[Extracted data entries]
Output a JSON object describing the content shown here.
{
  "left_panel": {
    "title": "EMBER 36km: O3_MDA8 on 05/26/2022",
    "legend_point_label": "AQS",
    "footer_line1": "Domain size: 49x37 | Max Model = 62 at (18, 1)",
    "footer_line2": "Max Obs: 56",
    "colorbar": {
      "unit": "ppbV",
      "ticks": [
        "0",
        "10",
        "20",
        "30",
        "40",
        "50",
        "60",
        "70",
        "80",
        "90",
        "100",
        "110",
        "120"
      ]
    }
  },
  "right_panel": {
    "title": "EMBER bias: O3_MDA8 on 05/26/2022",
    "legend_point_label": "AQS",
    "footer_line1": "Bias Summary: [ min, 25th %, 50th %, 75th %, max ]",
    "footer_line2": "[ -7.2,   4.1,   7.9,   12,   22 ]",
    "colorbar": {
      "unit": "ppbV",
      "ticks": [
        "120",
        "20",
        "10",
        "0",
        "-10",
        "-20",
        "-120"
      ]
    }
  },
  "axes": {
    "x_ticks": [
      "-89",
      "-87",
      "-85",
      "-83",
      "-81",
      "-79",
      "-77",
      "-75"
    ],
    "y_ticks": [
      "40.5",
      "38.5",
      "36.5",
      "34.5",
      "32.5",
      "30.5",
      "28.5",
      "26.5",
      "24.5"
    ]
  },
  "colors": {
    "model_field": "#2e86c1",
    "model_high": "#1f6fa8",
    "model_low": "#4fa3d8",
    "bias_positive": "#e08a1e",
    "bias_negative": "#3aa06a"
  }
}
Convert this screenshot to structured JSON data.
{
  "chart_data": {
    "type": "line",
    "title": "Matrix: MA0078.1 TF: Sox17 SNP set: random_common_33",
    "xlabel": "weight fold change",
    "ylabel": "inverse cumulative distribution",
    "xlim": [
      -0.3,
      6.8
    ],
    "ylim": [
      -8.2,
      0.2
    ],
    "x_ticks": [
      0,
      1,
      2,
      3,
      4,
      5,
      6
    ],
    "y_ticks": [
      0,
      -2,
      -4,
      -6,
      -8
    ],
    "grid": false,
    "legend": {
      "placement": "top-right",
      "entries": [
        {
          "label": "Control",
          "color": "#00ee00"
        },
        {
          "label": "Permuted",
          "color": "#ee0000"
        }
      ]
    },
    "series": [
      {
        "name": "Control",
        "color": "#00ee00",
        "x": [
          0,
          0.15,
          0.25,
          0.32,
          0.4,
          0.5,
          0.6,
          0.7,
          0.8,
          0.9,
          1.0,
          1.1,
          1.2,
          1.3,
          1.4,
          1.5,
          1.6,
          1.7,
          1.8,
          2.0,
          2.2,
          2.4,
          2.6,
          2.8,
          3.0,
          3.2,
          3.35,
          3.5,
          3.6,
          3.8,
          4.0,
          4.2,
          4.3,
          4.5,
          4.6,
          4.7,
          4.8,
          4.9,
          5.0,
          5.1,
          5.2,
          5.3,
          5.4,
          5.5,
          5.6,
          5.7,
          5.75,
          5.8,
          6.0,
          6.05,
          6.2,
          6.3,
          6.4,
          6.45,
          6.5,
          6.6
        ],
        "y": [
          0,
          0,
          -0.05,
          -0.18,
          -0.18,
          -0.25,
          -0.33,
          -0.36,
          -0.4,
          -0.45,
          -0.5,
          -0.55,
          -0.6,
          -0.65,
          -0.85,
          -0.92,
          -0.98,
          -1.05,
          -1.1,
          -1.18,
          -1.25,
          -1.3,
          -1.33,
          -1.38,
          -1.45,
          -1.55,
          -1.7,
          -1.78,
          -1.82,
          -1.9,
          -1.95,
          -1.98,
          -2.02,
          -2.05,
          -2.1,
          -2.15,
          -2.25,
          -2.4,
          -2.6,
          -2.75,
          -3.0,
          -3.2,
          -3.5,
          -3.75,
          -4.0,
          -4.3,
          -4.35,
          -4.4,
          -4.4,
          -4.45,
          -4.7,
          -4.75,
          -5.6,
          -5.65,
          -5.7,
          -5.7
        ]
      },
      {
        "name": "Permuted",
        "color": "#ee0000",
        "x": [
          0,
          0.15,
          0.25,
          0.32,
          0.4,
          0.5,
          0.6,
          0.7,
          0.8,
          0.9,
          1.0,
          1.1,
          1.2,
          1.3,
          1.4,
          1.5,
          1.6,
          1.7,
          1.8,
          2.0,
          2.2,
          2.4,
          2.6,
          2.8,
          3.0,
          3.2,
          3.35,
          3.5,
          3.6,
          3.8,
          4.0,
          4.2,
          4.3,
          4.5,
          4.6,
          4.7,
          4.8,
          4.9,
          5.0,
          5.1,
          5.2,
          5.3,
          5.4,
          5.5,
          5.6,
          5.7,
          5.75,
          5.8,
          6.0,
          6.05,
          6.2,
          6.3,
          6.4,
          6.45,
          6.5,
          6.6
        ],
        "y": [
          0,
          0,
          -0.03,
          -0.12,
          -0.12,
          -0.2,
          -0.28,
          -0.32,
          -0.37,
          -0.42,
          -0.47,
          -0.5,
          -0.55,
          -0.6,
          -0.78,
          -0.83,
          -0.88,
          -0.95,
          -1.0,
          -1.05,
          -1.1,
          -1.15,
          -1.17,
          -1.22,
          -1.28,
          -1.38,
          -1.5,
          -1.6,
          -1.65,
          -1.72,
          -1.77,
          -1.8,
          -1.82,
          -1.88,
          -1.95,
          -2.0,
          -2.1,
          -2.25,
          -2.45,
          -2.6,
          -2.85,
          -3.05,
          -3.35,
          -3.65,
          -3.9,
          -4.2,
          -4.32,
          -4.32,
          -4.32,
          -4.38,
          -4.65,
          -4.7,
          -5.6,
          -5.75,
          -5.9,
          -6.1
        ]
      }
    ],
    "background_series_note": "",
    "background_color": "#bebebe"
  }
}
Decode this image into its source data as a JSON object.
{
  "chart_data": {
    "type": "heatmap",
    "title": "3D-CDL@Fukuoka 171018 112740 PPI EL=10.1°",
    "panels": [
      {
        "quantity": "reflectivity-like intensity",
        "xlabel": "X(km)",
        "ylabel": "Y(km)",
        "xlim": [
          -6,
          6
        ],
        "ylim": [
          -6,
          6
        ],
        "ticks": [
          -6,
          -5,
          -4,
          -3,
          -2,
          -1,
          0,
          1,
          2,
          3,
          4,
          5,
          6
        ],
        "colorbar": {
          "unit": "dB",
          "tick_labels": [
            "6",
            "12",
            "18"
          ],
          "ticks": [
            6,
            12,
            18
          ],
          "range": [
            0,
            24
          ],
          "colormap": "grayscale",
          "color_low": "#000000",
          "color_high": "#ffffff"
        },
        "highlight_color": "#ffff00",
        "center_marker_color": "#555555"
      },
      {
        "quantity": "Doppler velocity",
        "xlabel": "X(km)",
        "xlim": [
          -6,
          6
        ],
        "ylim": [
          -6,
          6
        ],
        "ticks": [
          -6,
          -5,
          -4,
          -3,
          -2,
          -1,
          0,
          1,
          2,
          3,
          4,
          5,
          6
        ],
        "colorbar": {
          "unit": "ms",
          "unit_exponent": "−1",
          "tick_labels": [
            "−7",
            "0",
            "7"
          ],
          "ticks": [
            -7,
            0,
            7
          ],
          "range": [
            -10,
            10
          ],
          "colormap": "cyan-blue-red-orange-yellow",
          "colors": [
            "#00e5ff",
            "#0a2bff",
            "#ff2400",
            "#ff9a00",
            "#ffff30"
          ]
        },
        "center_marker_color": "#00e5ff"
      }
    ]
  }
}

* WRITTEN TASK *
Every record above should be copied exactly.

* REPLY *
Output a JSON object describing the content shown here.
{
  "left_panel": {
    "title": "EMBER 36km: O3_MDA8 on 05/26/2022",
    "legend_point_label": "AQS",
    "footer_line1": "Domain size: 49x37 | Max Model = 62 at (18, 1)",
    "footer_line2": "Max Obs: 56",
    "colorbar": {
      "unit": "ppbV",
      "ticks": [
        "0",
        "10",
        "20",
        "30",
        "40",
        "50",
        "60",
        "70",
        "80",
        "90",
        "100",
        "110",
        "120"
      ]
    }
  },
  "right_panel": {
    "title": "EMBER bias: O3_MDA8 on 05/26/2022",
    "legend_point_label": "AQS",
    "footer_line1": "Bias Summary: [ min, 25th %, 50th %, 75th %, max ]",
    "footer_line2": "[ -7.2,   4.1,   7.9,   12,   22 ]",
    "colorbar": {
      "unit": "ppbV",
      "ticks": [
        "120",
        "20",
        "10",
        "0",
        "-10",
        "-20",
        "-120"
      ]
    }
  },
  "axes": {
    "x_ticks": [
      "-89",
      "-87",
      "-85",
      "-83",
      "-81",
      "-79",
      "-77",
      "-75"
    ],
    "y_ticks": [
      "40.5",
      "38.5",
      "36.5",
      "34.5",
      "32.5",
      "30.5",
      "28.5",
      "26.5",
      "24.5"
    ]
  },
  "colors": {
    "model_field": "#2e86c1",
    "model_high": "#1f6fa8",
    "model_low": "#4fa3d8",
    "bias_positive": "#e08a1e",
    "bias_negative": "#3aa06a"
  }
}
Convert this screenshot to structured JSON data.
{
  "chart_data": {
    "type": "line",
    "title": "Matrix: MA0078.1 TF: Sox17 SNP set: random_common_33",
    "xlabel": "weight fold change",
    "ylabel": "inverse cumulative distribution",
    "xlim": [
      -0.3,
      6.8
    ],
    "ylim": [
      -8.2,
      0.2
    ],
    "x_ticks": [
      0,
      1,
      2,
      3,
      4,
      5,
      6
    ],
    "y_ticks": [
      0,
      -2,
      -4,
      -6,
      -8
    ],
    "grid": false,
    "legend": {
      "placement": "top-right",
      "entries": [
        {
          "label": "Control",
          "color": "#00ee00"
        },
        {
          "label": "Permuted",
          "color": "#ee0000"
        }
      ]
    },
    "series": [
      {
        "name": "Control",
        "color": "#00ee00",
        "x": [
          0,
          0.15,
          0.25,
          0.32,
          0.4,
          0.5,
          0.6,
          0.7,
          0.8,
          0.9,
          1.0,
          1.1,
          1.2,
          1.3,
          1.4,
          1.5,
          1.6,
          1.7,
          1.8,
          2.0,
          2.2,
          2.4,
          2.6,
          2.8,
          3.0,
          3.2,
          3.35,
          3.5,
          3.6,
          3.8,
          4.0,
          4.2,
          4.3,
          4.5,
          4.6,
          4.7,
          4.8,
          4.9,
          5.0,
          5.1,
          5.2,
          5.3,
          5.4,
          5.5,
          5.6,
          5.7,
          5.75,
          5.8,
          6.0,
          6.05,
          6.2,
          6.3,
          6.4,
          6.45,
          6.5,
          6.6
        ],
        "y": [
          0,
          0,
          -0.05,
          -0.18,
          -0.18,
          -0.25,
          -0.33,
          -0.36,
          -0.4,
          -0.45,
          -0.5,
          -0.55,
          -0.6,
          -0.65,
          -0.85,
          -0.92,
          -0.98,
          -1.05,
          -1.1,
          -1.18,
          -1.25,
          -1.3,
          -1.33,
          -1.38,
          -1.45,
          -1.55,
          -1.7,
          -1.78,
          -1.82,
          -1.9,
          -1.95,
          -1.98,
          -2.02,
          -2.05,
          -2.1,
          -2.15,
          -2.25,
          -2.4,
          -2.6,
          -2.75,
          -3.0,
          -3.2,
          -3.5,
          -3.75,
          -4.0,
          -4.3,
          -4.35,
          -4.4,
          -4.4,
          -4.45,
          -4.7,
          -4.75,
          -5.6,
          -5.65,
          -5.7,
          -5.7
        ]
      },
      {
        "name": "Permuted",
        "color": "#ee0000",
        "x": [
          0,
          0.15,
          0.25,
          0.32,
          0.4,
          0.5,
          0.6,
          0.7,
          0.8,
          0.9,
          1.0,
          1.1,
          1.2,
          1.3,
          1.4,
          1.5,
          1.6,
          1.7,
          1.8,
          2.0,
          2.2,
          2.4,
          2.6,
          2.8,
          3.0,
          3.2,
          3.35,
          3.5,
          3.6,
          3.8,
          4.0,
          4.2,
          4.3,
          4.5,
          4.6,
          4.7,
          4.8,
          4.9,
          5.0,
          5.1,
          5.2,
          5.3,
          5.4,
          5.5,
          5.6,
          5.7,
          5.75,
          5.8,
          6.0,
          6.05,
          6.2,
          6.3,
          6.4,
          6.45,
          6.5,
          6.6
        ],
        "y": [
          0,
          0,
          -0.03,
          -0.12,
          -0.12,
          -0.2,
          -0.28,
          -0.32,
          -0.37,
          -0.42,
          -0.47,
          -0.5,
          -0.55,
          -0.6,
          -0.78,
          -0.83,
          -0.88,
          -0.95,
          -1.0,
          -1.05,
          -1.1,
          -1.15,
          -1.17,
          -1.22,
          -1.28,
          -1.38,
          -1.5,
          -1.6,
          -1.65,
          -1.72,
          -1.77,
          -1.8,
          -1.82,
          -1.88,
          -1.95,
          -2.0,
          -2.1,
          -2.25,
          -2.45,
          -2.6,
          -2.85,
          -3.05,
          -3.35,
          -3.65,
          -3.9,
          -4.2,
          -4.32,
          -4.32,
          -4.32,
          -4.38,
          -4.65,
          -4.7,
          -5.6,
          -5.75,
          -5.9,
          -6.1
        ]
      }
    ],
    "background_series_note": "",
    "background_color": "#bebebe"
  }
}
Decode this image into its source data as a JSON object.
{
  "chart_data": {
    "type": "heatmap",
    "title": "3D-CDL@Fukuoka 171018 112740 PPI EL=10.1°",
    "panels": [
      {
        "quantity": "reflectivity-like intensity",
        "xlabel": "X(km)",
        "ylabel": "Y(km)",
        "xlim": [
          -6,
          6
        ],
        "ylim": [
          -6,
          6
        ],
        "ticks": [
          -6,
          -5,
          -4,
          -3,
          -2,
          -1,
          0,
          1,
          2,
          3,
          4,
          5,
          6
        ],
        "colorbar": {
          "unit": "dB",
          "tick_labels": [
            "6",
            "12",
            "18"
          ],
          "ticks": [
            6,
            12,
            18
          ],
          "range": [
            0,
            24
          ],
          "colormap": "grayscale",
          "color_low": "#000000",
          "color_high": "#ffffff"
        },
        "highlight_color": "#ffff00",
        "center_marker_color": "#555555"
      },
      {
        "quantity": "Doppler velocity",
        "xlabel": "X(km)",
        "xlim": [
          -6,
          6
        ],
        "ylim": [
          -6,
          6
        ],
        "ticks": [
          -6,
          -5,
          -4,
          -3,
          -2,
          -1,
          0,
          1,
          2,
          3,
          4,
          5,
          6
        ],
        "colorbar": {
          "unit": "ms",
          "unit_exponent": "−1",
          "tick_labels": [
            "−7",
            "0",
            "7"
          ],
          "ticks": [
            -7,
            0,
            7
          ],
          "range": [
            -10,
            10
          ],
          "colormap": "cyan-blue-red-orange-yellow",
          "colors": [
            "#00e5ff",
            "#0a2bff",
            "#ff2400",
            "#ff9a00",
            "#ffff30"
          ]
        },
        "center_marker_color": "#00e5ff"
      }
    ]
  }
}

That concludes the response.